Set task
Extract and list every line that contains the word "Frequency".

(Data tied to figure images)
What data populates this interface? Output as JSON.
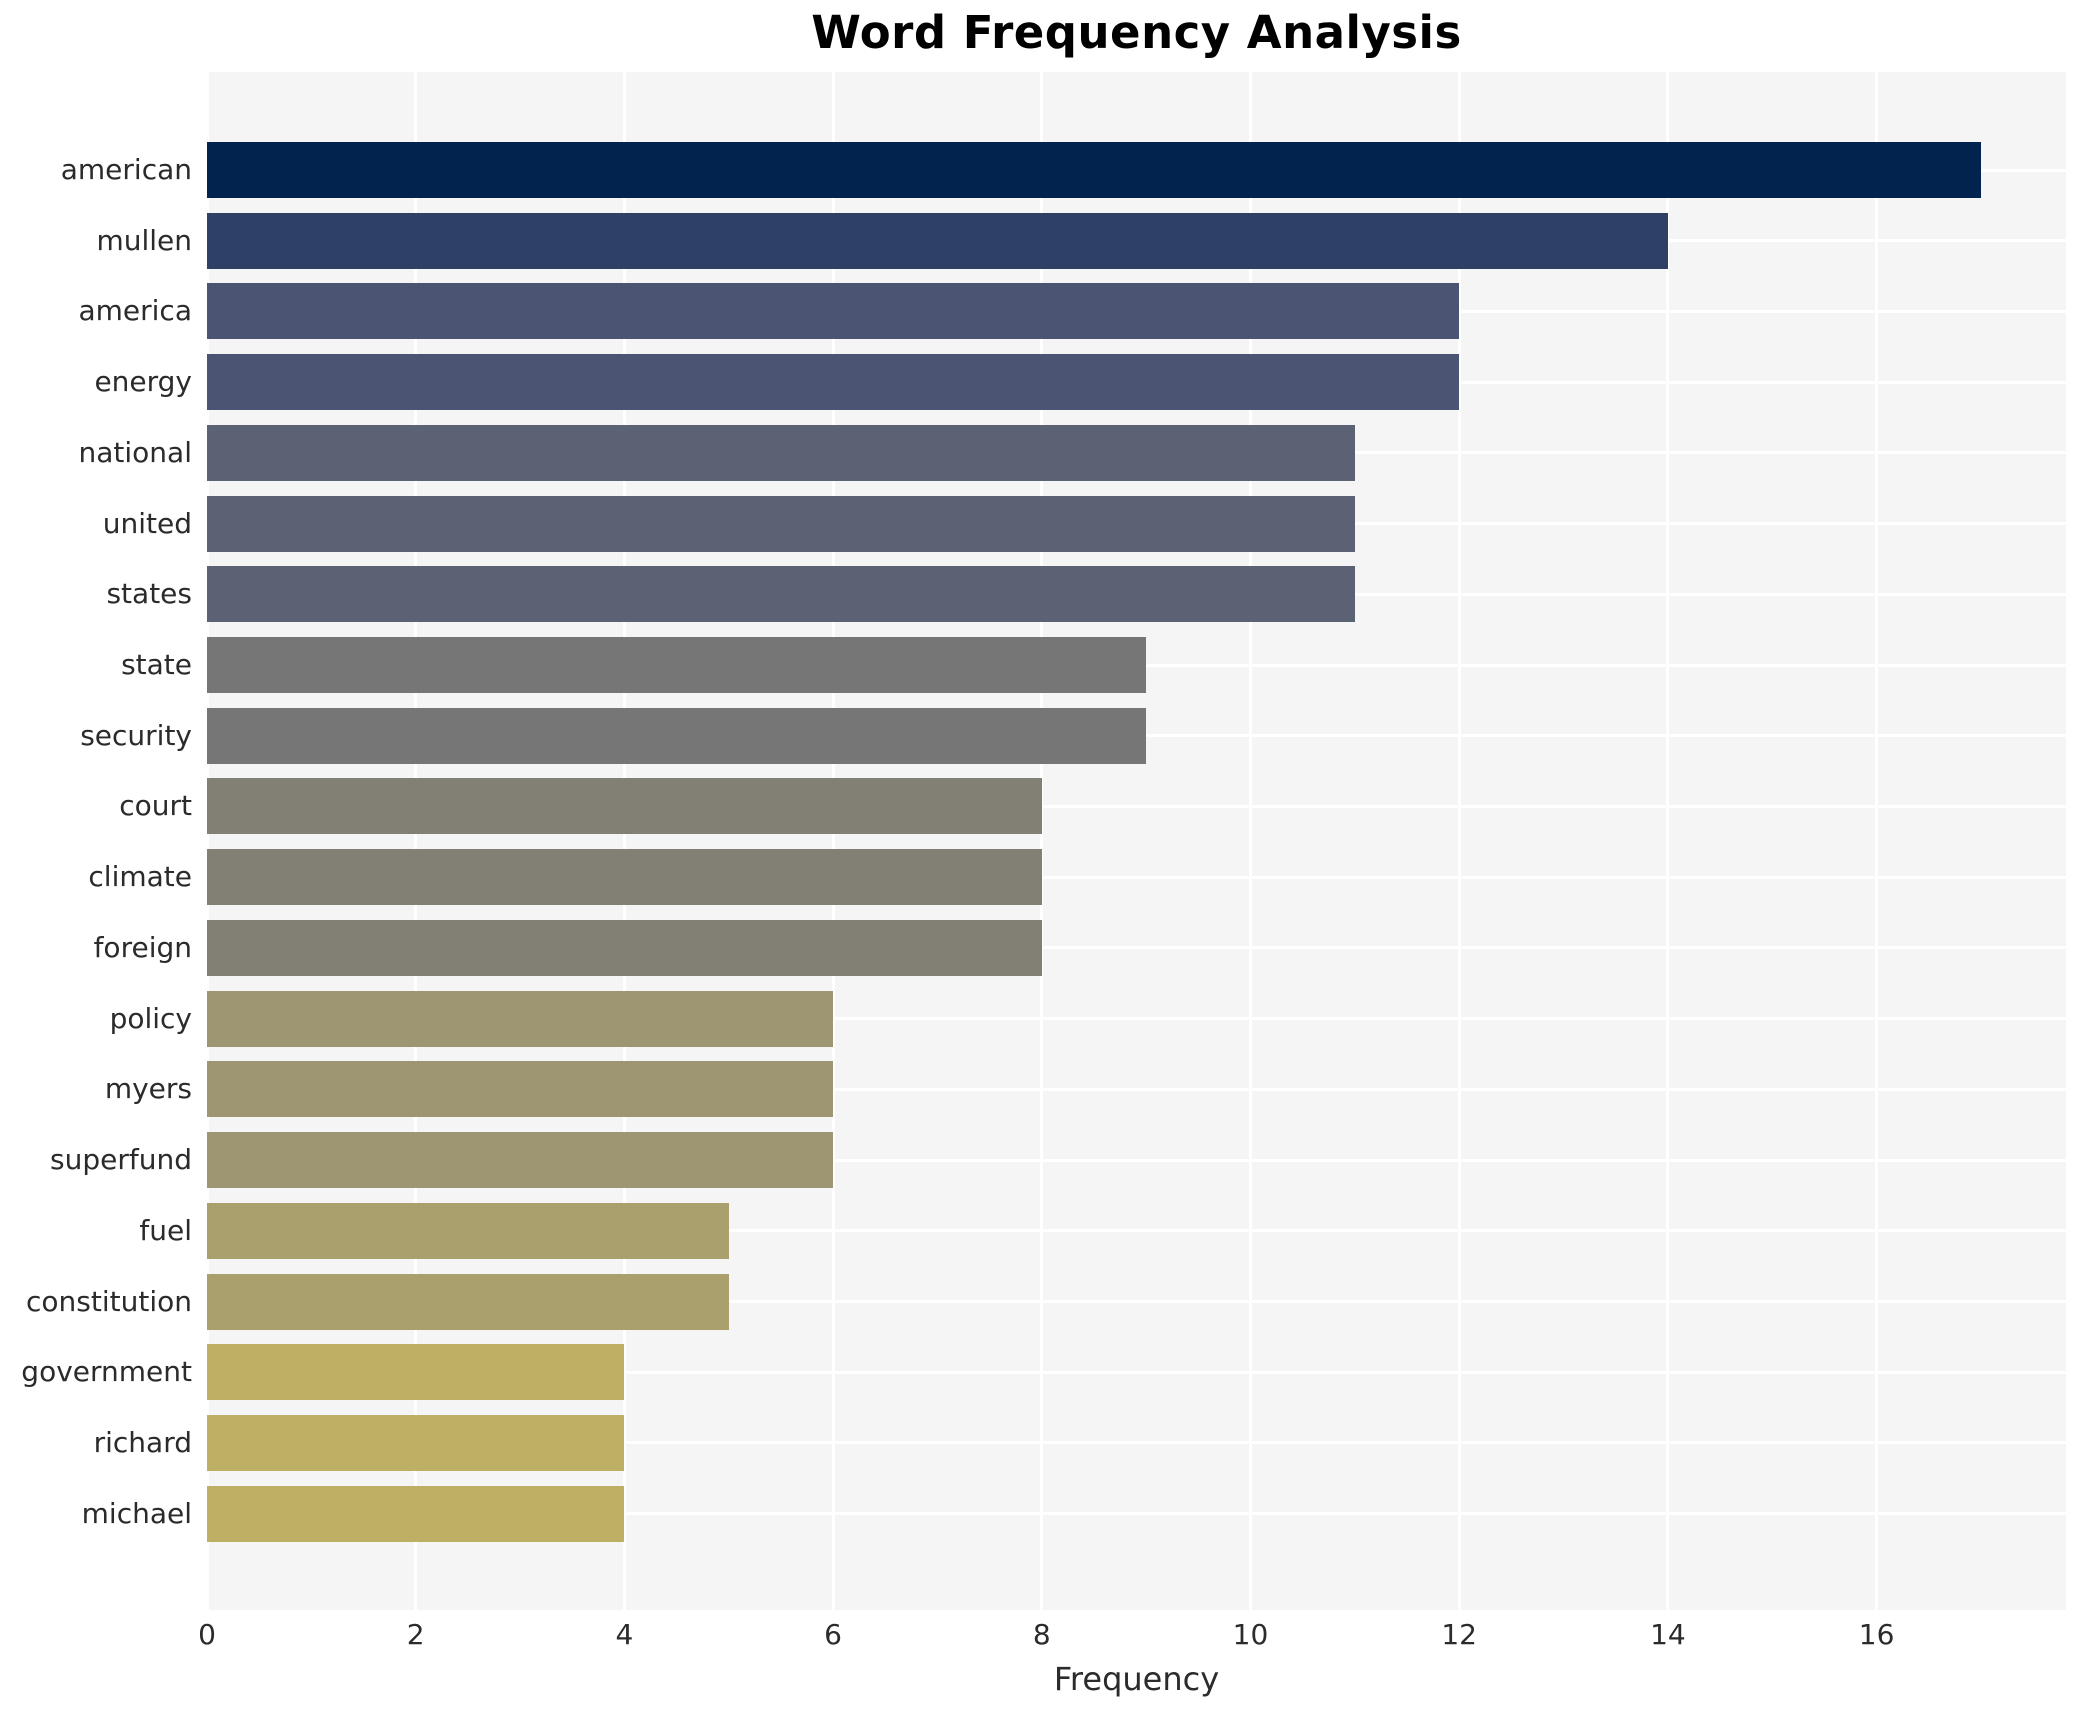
{
  "chart": {
    "title": "Word Frequency Analysis",
    "xlabel": "Frequency"
  },
  "chart_data": {
    "type": "bar",
    "orientation": "horizontal",
    "title": "Word Frequency Analysis",
    "xlabel": "Frequency",
    "ylabel": "",
    "categories": [
      "american",
      "mullen",
      "america",
      "energy",
      "national",
      "united",
      "states",
      "state",
      "security",
      "court",
      "climate",
      "foreign",
      "policy",
      "myers",
      "superfund",
      "fuel",
      "constitution",
      "government",
      "richard",
      "michael"
    ],
    "values": [
      17,
      14,
      12,
      12,
      11,
      11,
      11,
      9,
      9,
      8,
      8,
      8,
      6,
      6,
      6,
      5,
      5,
      4,
      4,
      4
    ],
    "bar_colors": [
      "#02234e",
      "#2f4067",
      "#4b5472",
      "#4b5472",
      "#5b6273",
      "#5b6273",
      "#5b6273",
      "#767676",
      "#767676",
      "#827f75",
      "#827f75",
      "#827f75",
      "#9e9672",
      "#9e9672",
      "#9e9672",
      "#a9a06d",
      "#a9a06d",
      "#bdb065",
      "#bdb065",
      "#bdb065"
    ],
    "x_ticks": [
      0,
      2,
      4,
      6,
      8,
      10,
      12,
      14,
      16
    ],
    "xlim": [
      0,
      17.82
    ],
    "grid": true,
    "legend": "none",
    "plot_bg_color": "#f5f5f6",
    "grid_color": "#ffffff"
  }
}
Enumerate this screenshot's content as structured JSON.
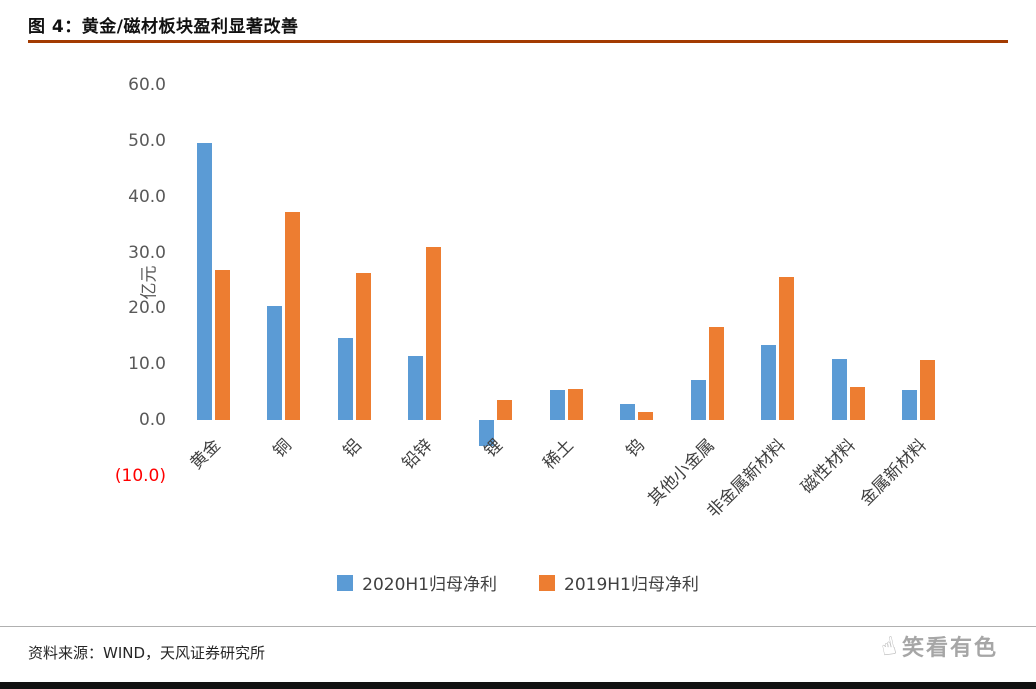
{
  "title": "图 4：黄金/磁材板块盈利显著改善",
  "source_note": "资料来源：WIND，天风证券研究所",
  "watermark": "笑看有色",
  "colors": {
    "series_2020": "#5B9BD5",
    "series_2019": "#ED7D31",
    "title_underline": "#A33B01",
    "negative_tick": "#FF0000",
    "axis_text": "#595959",
    "bottom_bar": "#111111"
  },
  "chart_data": {
    "type": "bar",
    "title": "图 4：黄金/磁材板块盈利显著改善",
    "xlabel": "",
    "ylabel": "亿元",
    "ylim": [
      -10,
      60
    ],
    "grid": false,
    "legend_position": "bottom",
    "yticks": [
      {
        "value": 60,
        "label": "60.0"
      },
      {
        "value": 50,
        "label": "50.0"
      },
      {
        "value": 40,
        "label": "40.0"
      },
      {
        "value": 30,
        "label": "30.0"
      },
      {
        "value": 20,
        "label": "20.0"
      },
      {
        "value": 10,
        "label": "10.0"
      },
      {
        "value": 0,
        "label": "0.0"
      },
      {
        "value": -10,
        "label": "(10.0)",
        "negative": true
      }
    ],
    "categories": [
      "黄金",
      "铜",
      "铝",
      "铅锌",
      "锂",
      "稀土",
      "钨",
      "其他小金属",
      "非金属新材料",
      "磁性材料",
      "金属新材料"
    ],
    "series": [
      {
        "name": "2020H1归母净利",
        "color": "#5B9BD5",
        "values": [
          49.6,
          20.4,
          14.7,
          11.4,
          -4.7,
          5.4,
          2.9,
          7.2,
          13.4,
          10.9,
          5.4
        ]
      },
      {
        "name": "2019H1归母净利",
        "color": "#ED7D31",
        "values": [
          26.8,
          37.3,
          26.3,
          31.0,
          3.6,
          5.6,
          1.4,
          16.7,
          25.6,
          5.9,
          10.7
        ]
      }
    ]
  }
}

Complete response
    "title": "Word Frequency Analysis",
    "xlabel": "Frequency"
    "title": "Word Frequency Analysis",
    "xlabel": "Frequency",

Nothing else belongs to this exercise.